■ JOB: Every record below should be printed exactly as it appears.

■ GIVEN RECORDS:
-- START --
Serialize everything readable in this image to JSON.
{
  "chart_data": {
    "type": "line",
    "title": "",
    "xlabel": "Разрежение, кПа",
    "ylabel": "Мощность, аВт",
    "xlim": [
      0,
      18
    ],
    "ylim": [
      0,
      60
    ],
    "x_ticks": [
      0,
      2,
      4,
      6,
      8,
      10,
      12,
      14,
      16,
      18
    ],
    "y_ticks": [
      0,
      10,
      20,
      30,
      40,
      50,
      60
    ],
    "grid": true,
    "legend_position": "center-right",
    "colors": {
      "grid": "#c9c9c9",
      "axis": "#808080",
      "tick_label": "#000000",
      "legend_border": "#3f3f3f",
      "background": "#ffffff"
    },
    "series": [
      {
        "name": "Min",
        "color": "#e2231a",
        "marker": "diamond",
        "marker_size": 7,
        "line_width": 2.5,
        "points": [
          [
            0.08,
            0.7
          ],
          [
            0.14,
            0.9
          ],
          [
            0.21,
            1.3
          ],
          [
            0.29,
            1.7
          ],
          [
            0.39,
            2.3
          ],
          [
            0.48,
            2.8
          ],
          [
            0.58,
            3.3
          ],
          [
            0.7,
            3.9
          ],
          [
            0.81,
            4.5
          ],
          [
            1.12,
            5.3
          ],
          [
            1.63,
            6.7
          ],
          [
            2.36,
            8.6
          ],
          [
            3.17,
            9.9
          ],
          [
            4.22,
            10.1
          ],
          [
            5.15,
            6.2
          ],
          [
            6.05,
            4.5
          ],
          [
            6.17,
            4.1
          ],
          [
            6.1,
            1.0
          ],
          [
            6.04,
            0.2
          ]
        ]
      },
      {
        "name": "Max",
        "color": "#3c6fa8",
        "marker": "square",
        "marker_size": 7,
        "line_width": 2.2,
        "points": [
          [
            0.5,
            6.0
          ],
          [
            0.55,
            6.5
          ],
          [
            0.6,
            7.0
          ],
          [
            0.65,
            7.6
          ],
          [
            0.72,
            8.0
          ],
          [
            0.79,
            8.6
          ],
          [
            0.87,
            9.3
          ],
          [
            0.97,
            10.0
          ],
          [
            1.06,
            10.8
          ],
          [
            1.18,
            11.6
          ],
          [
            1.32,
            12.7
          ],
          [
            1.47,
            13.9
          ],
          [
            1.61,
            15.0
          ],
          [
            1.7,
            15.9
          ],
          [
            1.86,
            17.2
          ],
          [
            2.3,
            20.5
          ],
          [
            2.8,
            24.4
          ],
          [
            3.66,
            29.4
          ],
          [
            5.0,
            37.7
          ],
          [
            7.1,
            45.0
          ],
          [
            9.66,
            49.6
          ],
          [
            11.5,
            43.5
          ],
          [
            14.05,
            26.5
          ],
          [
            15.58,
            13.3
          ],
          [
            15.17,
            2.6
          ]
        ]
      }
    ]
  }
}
-- END --
■ OUTPUT:
Serialize everything readable in this image to JSON.
{
  "chart_data": {
    "type": "line",
    "title": "",
    "xlabel": "Разрежение, кПа",
    "ylabel": "Мощность, аВт",
    "xlim": [
      0,
      18
    ],
    "ylim": [
      0,
      60
    ],
    "x_ticks": [
      0,
      2,
      4,
      6,
      8,
      10,
      12,
      14,
      16,
      18
    ],
    "y_ticks": [
      0,
      10,
      20,
      30,
      40,
      50,
      60
    ],
    "grid": true,
    "legend_position": "center-right",
    "colors": {
      "grid": "#c9c9c9",
      "axis": "#808080",
      "tick_label": "#000000",
      "legend_border": "#3f3f3f",
      "background": "#ffffff"
    },
    "series": [
      {
        "name": "Min",
        "color": "#e2231a",
        "marker": "diamond",
        "marker_size": 7,
        "line_width": 2.5,
        "points": [
          [
            0.08,
            0.7
          ],
          [
            0.14,
            0.9
          ],
          [
            0.21,
            1.3
          ],
          [
            0.29,
            1.7
          ],
          [
            0.39,
            2.3
          ],
          [
            0.48,
            2.8
          ],
          [
            0.58,
            3.3
          ],
          [
            0.7,
            3.9
          ],
          [
            0.81,
            4.5
          ],
          [
            1.12,
            5.3
          ],
          [
            1.63,
            6.7
          ],
          [
            2.36,
            8.6
          ],
          [
            3.17,
            9.9
          ],
          [
            4.22,
            10.1
          ],
          [
            5.15,
            6.2
          ],
          [
            6.05,
            4.5
          ],
          [
            6.17,
            4.1
          ],
          [
            6.1,
            1.0
          ],
          [
            6.04,
            0.2
          ]
        ]
      },
      {
        "name": "Max",
        "color": "#3c6fa8",
        "marker": "square",
        "marker_size": 7,
        "line_width": 2.2,
        "points": [
          [
            0.5,
            6.0
          ],
          [
            0.55,
            6.5
          ],
          [
            0.6,
            7.0
          ],
          [
            0.65,
            7.6
          ],
          [
            0.72,
            8.0
          ],
          [
            0.79,
            8.6
          ],
          [
            0.87,
            9.3
          ],
          [
            0.97,
            10.0
          ],
          [
            1.06,
            10.8
          ],
          [
            1.18,
            11.6
          ],
          [
            1.32,
            12.7
          ],
          [
            1.47,
            13.9
          ],
          [
            1.61,
            15.0
          ],
          [
            1.7,
            15.9
          ],
          [
            1.86,
            17.2
          ],
          [
            2.3,
            20.5
          ],
          [
            2.8,
            24.4
          ],
          [
            3.66,
            29.4
          ],
          [
            5.0,
            37.7
          ],
          [
            7.1,
            45.0
          ],
          [
            9.66,
            49.6
          ],
          [
            11.5,
            43.5
          ],
          [
            14.05,
            26.5
          ],
          [
            15.58,
            13.3
          ],
          [
            15.17,
            2.6
          ]
        ]
      }
    ]
  }
}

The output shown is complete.